- **Task to carry out**
Verbatim output of all the material below is required.
■ ■ ■ ■
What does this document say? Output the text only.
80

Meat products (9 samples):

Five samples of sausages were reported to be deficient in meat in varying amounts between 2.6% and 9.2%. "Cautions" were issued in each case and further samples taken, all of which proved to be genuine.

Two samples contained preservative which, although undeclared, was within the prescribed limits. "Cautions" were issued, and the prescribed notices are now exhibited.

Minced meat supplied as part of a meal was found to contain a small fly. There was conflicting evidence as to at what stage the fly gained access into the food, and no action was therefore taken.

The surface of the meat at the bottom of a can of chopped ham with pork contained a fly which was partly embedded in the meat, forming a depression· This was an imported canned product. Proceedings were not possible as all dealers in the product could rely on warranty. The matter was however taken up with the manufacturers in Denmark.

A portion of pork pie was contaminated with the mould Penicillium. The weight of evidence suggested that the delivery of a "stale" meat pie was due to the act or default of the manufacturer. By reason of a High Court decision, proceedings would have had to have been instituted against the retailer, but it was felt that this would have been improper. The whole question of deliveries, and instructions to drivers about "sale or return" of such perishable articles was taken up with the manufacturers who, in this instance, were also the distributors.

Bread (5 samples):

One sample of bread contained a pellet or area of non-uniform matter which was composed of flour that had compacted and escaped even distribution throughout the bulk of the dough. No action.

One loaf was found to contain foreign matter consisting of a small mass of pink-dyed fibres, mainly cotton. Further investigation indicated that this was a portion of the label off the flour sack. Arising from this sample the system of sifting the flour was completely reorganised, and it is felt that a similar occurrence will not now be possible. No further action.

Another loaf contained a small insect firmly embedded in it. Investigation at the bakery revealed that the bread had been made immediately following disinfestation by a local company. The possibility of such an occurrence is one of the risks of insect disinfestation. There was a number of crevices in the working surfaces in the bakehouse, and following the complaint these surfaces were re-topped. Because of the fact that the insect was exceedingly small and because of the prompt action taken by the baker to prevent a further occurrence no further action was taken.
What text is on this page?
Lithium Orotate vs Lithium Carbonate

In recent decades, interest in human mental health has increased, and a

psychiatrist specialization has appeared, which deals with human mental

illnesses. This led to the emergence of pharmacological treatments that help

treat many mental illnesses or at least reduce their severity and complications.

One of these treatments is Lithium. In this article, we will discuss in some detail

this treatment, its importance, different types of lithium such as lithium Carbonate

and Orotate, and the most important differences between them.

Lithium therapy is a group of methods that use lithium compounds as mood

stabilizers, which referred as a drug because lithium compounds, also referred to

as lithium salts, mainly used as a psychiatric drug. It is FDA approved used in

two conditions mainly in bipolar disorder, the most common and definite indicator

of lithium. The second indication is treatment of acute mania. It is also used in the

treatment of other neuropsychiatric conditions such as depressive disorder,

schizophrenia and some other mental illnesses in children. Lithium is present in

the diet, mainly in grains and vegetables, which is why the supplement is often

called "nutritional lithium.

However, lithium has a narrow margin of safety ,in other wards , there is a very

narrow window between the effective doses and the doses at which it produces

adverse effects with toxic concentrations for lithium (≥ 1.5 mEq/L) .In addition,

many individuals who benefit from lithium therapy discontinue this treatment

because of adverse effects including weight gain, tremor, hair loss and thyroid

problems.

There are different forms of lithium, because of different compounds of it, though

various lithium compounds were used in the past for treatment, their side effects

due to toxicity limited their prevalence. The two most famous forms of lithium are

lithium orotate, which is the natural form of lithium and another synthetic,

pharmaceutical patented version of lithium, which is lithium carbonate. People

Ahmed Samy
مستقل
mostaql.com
■ ■ ■ ■
- **Worked solution**
What does this document say? Output the text only.
80

Meat products (9 samples):

Five samples of sausages were reported to be deficient in meat in varying amounts between 2.6% and 9.2%. "Cautions" were issued in each case and further samples taken, all of which proved to be genuine.

Two samples contained preservative which, although undeclared, was within the prescribed limits. "Cautions" were issued, and the prescribed notices are now exhibited.

Minced meat supplied as part of a meal was found to contain a small fly. There was conflicting evidence as to at what stage the fly gained access into the food, and no action was therefore taken.

The surface of the meat at the bottom of a can of chopped ham with pork contained a fly which was partly embedded in the meat, forming a depression· This was an imported canned product. Proceedings were not possible as all dealers in the product could rely on warranty. The matter was however taken up with the manufacturers in Denmark.

A portion of pork pie was contaminated with the mould Penicillium. The weight of evidence suggested that the delivery of a "stale" meat pie was due to the act or default of the manufacturer. By reason of a High Court decision, proceedings would have had to have been instituted against the retailer, but it was felt that this would have been improper. The whole question of deliveries, and instructions to drivers about "sale or return" of such perishable articles was taken up with the manufacturers who, in this instance, were also the distributors.

Bread (5 samples):

One sample of bread contained a pellet or area of non-uniform matter which was composed of flour that had compacted and escaped even distribution throughout the bulk of the dough. No action.

One loaf was found to contain foreign matter consisting of a small mass of pink-dyed fibres, mainly cotton. Further investigation indicated that this was a portion of the label off the flour sack. Arising from this sample the system of sifting the flour was completely reorganised, and it is felt that a similar occurrence will not now be possible. No further action.

Another loaf contained a small insect firmly embedded in it. Investigation at the bakery revealed that the bread had been made immediately following disinfestation by a local company. The possibility of such an occurrence is one of the risks of insect disinfestation. There was a number of crevices in the working surfaces in the bakehouse, and following the complaint these surfaces were re-topped. Because of the fact that the insect was exceedingly small and because of the prompt action taken by the baker to prevent a further occurrence no further action was taken.
What text is on this page?
Lithium Orotate vs Lithium Carbonate

In recent decades, interest in human mental health has increased, and a

psychiatrist specialization has appeared, which deals with human mental

illnesses. This led to the emergence of pharmacological treatments that help

treat many mental illnesses or at least reduce their severity and complications.

One of these treatments is Lithium. In this article, we will discuss in some detail

this treatment, its importance, different types of lithium such as lithium Carbonate

and Orotate, and the most important differences between them.

Lithium therapy is a group of methods that use lithium compounds as mood

stabilizers, which referred as a drug because lithium compounds, also referred to

as lithium salts, mainly used as a psychiatric drug. It is FDA approved used in

two conditions mainly in bipolar disorder, the most common and definite indicator

of lithium. The second indication is treatment of acute mania. It is also used in the

treatment of other neuropsychiatric conditions such as depressive disorder,

schizophrenia and some other mental illnesses in children. Lithium is present in

the diet, mainly in grains and vegetables, which is why the supplement is often

called "nutritional lithium.

However, lithium has a narrow margin of safety ,in other wards , there is a very

narrow window between the effective doses and the doses at which it produces

adverse effects with toxic concentrations for lithium (≥ 1.5 mEq/L) .In addition,

many individuals who benefit from lithium therapy discontinue this treatment

because of adverse effects including weight gain, tremor, hair loss and thyroid

problems.

There are different forms of lithium, because of different compounds of it, though

various lithium compounds were used in the past for treatment, their side effects

due to toxicity limited their prevalence. The two most famous forms of lithium are

lithium orotate, which is the natural form of lithium and another synthetic,

pharmaceutical patented version of lithium, which is lithium carbonate. People

Ahmed Samy
مستقل
mostaql.com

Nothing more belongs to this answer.